» **What you should do**:
Reproduce the stretch from the start of the records through the line containing "panel1-y-tick-label: -12 <box>59", switching every "median-marker" to "median-dot" and leaving all else unchanged.
——
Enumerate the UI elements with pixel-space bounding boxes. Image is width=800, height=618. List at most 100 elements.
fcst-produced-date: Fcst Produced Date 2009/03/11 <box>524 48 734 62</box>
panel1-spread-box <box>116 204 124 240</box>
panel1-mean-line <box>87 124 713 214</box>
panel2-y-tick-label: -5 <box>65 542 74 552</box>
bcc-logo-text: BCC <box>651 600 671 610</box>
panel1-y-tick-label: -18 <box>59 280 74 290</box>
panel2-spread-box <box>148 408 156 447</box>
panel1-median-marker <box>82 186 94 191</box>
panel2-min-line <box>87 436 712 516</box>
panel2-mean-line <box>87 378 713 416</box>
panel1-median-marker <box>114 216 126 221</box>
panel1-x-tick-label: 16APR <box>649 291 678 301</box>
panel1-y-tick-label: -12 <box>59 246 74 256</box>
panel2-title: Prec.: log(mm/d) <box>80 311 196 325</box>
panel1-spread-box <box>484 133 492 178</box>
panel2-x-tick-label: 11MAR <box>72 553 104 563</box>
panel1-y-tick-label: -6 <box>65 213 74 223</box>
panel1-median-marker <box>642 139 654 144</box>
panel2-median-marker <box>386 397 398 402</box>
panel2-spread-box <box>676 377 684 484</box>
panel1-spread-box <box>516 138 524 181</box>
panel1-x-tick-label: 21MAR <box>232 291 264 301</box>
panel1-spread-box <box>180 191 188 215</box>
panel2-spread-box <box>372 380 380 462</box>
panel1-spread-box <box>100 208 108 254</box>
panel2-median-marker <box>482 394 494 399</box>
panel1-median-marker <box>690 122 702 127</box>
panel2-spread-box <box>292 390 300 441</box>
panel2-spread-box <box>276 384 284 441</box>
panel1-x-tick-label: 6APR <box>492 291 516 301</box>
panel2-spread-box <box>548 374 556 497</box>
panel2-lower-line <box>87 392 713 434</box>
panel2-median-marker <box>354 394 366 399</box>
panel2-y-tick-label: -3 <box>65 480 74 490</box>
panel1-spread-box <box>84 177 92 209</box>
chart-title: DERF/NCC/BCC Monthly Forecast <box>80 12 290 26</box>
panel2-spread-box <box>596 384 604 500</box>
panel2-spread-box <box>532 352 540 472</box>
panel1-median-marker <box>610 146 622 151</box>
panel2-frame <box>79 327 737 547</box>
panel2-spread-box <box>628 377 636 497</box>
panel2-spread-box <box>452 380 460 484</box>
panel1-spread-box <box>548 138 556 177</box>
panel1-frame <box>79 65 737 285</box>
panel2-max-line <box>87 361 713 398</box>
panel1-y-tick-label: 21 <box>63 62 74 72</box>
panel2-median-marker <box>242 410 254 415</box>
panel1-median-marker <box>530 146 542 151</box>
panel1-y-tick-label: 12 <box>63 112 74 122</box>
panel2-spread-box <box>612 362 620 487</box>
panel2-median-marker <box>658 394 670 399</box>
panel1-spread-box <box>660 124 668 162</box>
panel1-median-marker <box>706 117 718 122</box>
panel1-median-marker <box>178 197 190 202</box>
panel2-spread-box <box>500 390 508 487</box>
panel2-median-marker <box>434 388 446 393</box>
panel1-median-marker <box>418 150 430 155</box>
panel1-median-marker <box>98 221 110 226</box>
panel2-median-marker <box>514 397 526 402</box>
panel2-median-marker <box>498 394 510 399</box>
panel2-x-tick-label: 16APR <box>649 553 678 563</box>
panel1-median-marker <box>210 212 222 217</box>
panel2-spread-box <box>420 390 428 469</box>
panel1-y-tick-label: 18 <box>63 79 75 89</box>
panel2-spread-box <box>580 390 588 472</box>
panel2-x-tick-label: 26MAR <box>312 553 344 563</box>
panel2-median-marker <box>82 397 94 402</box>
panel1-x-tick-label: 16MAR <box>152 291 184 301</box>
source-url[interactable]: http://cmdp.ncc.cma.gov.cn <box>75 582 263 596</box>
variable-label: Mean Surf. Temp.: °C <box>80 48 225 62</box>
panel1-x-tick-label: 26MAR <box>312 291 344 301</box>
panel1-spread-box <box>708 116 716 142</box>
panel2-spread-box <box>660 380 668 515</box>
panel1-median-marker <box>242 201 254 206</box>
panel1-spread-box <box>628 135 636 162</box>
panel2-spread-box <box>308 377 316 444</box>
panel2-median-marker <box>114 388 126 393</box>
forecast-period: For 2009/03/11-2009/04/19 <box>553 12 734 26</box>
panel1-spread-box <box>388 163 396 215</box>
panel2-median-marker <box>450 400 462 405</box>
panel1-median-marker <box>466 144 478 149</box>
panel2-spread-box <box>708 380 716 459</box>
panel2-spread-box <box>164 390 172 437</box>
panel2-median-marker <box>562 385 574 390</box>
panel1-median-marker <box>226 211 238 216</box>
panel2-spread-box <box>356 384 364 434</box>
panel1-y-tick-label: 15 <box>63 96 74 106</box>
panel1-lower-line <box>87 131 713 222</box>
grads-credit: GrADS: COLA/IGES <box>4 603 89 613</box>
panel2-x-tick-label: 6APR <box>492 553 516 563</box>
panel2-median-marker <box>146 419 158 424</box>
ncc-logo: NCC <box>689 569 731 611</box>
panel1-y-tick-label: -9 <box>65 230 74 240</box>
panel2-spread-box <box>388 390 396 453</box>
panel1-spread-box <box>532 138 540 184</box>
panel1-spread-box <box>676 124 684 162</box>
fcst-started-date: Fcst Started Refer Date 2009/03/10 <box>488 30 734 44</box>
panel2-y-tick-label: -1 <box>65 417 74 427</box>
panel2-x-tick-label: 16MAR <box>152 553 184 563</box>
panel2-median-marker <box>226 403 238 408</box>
——
» **Completed task**:
Enumerate the UI elements with pixel-space bounding boxes. Image is width=800, height=618. List at most 100 elements.
fcst-produced-date: Fcst Produced Date 2009/03/11 <box>524 48 734 62</box>
panel1-spread-box <box>116 204 124 240</box>
panel1-mean-line <box>87 124 713 214</box>
panel2-y-tick-label: -5 <box>65 542 74 552</box>
bcc-logo-text: BCC <box>651 600 671 610</box>
panel1-y-tick-label: -18 <box>59 280 74 290</box>
panel2-spread-box <box>148 408 156 447</box>
panel1-median-dot <box>82 186 94 191</box>
panel2-min-line <box>87 436 712 516</box>
panel2-mean-line <box>87 378 713 416</box>
panel1-median-dot <box>114 216 126 221</box>
panel1-x-tick-label: 16APR <box>649 291 678 301</box>
panel1-y-tick-label: -12 <box>59 246 74 256</box>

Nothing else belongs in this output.